Saved entries:
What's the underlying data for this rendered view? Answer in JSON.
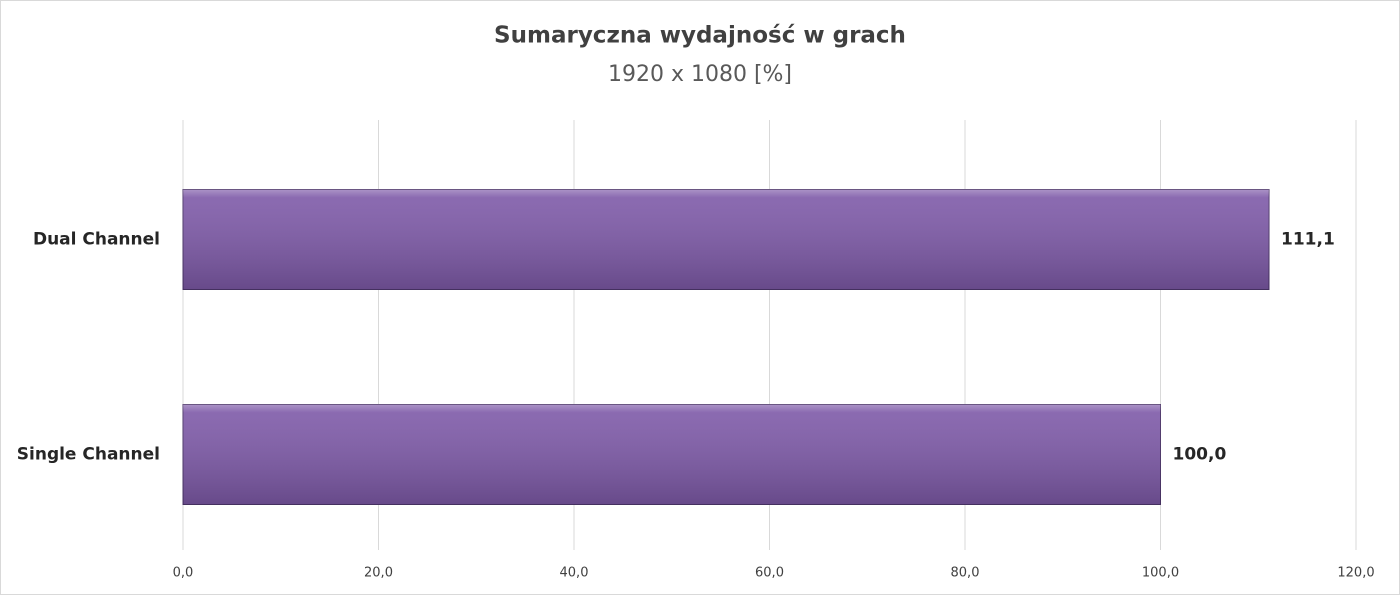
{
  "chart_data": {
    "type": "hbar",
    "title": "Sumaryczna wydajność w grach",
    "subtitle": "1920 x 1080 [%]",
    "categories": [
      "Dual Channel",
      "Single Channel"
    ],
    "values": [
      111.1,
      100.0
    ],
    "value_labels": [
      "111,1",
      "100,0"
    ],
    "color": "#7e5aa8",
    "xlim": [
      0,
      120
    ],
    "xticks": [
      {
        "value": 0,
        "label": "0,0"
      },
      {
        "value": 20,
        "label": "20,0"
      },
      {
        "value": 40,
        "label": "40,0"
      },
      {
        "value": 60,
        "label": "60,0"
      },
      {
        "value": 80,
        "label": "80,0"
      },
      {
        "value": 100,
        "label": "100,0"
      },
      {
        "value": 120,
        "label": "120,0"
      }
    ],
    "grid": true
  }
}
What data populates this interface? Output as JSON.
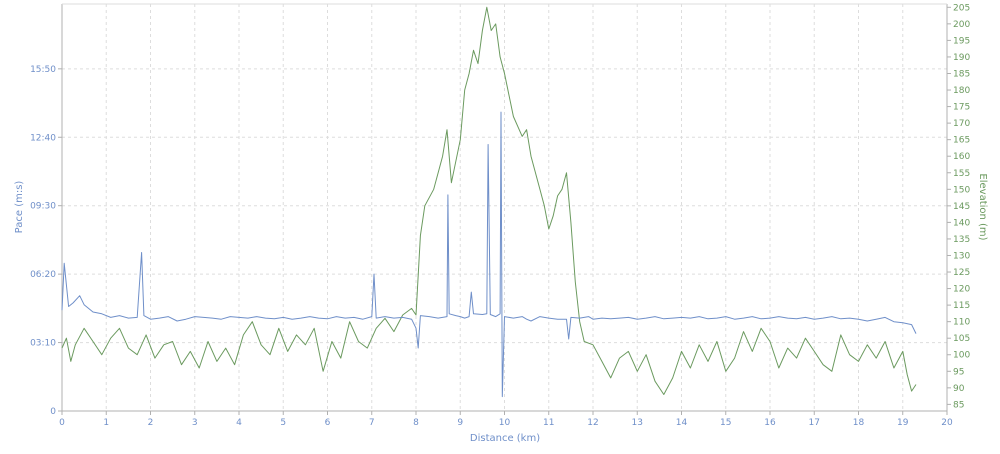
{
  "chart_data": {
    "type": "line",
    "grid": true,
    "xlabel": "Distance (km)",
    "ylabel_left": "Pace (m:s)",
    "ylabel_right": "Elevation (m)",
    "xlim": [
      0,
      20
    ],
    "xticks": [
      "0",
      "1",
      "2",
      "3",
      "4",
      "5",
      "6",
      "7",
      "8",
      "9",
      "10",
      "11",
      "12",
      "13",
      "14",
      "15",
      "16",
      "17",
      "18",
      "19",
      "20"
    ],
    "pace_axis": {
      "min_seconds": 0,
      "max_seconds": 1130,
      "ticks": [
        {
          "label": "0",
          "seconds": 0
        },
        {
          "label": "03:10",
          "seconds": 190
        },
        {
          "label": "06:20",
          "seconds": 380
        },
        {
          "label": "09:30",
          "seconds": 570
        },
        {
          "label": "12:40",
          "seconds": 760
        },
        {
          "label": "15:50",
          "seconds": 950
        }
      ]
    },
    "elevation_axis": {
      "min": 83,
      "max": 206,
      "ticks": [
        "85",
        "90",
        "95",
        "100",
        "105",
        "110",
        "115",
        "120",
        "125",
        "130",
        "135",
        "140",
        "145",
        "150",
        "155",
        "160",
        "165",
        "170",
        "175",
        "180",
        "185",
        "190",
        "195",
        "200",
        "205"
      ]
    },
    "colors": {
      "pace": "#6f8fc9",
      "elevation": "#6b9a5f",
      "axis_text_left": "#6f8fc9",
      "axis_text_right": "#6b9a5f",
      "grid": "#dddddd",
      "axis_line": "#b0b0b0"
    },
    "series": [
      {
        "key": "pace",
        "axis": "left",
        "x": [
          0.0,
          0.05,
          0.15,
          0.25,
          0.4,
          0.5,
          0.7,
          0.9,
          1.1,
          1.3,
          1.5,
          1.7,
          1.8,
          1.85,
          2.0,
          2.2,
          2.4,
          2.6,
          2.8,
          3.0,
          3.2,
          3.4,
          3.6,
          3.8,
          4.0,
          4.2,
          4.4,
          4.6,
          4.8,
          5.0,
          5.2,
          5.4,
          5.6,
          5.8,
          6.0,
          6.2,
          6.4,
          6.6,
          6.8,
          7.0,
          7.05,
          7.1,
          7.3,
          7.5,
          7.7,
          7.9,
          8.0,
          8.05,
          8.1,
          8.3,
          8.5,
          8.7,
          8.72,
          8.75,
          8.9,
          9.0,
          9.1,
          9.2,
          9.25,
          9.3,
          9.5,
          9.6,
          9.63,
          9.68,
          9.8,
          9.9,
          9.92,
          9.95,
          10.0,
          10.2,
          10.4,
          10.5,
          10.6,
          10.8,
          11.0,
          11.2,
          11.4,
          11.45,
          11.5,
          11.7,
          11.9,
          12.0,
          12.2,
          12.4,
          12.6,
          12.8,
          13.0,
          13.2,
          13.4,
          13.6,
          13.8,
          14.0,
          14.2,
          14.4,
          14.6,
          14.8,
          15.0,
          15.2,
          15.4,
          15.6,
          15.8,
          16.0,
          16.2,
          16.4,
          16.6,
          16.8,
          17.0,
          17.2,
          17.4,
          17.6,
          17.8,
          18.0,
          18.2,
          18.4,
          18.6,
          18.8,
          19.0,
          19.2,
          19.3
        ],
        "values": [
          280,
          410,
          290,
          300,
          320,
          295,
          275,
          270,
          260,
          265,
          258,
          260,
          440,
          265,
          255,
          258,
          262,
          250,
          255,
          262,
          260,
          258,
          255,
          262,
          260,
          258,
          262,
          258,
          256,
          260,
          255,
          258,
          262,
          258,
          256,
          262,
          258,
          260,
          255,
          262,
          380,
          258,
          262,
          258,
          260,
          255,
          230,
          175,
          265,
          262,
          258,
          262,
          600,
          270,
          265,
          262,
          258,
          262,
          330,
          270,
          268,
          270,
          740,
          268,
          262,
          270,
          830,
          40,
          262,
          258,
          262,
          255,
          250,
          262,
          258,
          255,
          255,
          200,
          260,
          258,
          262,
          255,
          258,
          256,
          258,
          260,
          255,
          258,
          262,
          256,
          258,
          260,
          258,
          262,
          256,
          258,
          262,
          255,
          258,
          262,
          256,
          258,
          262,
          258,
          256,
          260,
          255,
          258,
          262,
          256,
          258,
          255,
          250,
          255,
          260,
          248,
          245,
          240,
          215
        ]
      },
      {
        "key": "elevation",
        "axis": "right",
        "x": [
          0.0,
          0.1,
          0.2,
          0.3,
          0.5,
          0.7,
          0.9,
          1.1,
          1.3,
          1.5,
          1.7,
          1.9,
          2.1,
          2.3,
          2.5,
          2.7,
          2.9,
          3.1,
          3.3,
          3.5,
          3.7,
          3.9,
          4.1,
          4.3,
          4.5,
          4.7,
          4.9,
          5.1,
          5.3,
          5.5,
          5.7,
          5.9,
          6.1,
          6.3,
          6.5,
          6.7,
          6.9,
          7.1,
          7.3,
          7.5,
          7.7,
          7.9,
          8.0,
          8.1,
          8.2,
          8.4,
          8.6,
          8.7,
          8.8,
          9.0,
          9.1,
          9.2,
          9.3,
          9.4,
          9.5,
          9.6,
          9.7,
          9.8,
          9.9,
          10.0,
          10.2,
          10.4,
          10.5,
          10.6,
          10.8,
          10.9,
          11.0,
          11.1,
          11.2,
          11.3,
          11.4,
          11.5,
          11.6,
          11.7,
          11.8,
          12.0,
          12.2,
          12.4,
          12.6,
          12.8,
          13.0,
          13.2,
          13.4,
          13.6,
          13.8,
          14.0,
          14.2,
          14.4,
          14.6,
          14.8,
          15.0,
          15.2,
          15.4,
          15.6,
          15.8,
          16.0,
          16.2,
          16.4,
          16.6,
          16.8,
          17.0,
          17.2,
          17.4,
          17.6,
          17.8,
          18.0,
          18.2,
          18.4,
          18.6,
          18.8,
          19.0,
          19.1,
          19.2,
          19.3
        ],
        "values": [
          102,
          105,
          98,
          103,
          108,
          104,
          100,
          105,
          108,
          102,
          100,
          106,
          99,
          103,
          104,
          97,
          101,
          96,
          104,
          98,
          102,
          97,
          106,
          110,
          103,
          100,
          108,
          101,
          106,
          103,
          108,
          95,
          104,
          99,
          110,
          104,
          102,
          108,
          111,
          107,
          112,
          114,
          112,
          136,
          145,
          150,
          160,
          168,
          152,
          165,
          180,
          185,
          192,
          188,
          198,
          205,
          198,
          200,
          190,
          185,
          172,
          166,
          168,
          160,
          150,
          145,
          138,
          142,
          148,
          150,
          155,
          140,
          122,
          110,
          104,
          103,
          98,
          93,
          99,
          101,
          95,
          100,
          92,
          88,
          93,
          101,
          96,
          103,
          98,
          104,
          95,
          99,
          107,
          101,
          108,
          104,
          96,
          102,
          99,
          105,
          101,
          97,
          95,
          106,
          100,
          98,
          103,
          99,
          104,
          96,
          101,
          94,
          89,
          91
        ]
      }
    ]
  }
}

• [Exercise instructions] Pick out, from the lines above, every one that contains the string "What".

• [Answer to this task]
What's the underlying data for this rendered view? Answer in JSON.
What data populates this interface? Output as JSON.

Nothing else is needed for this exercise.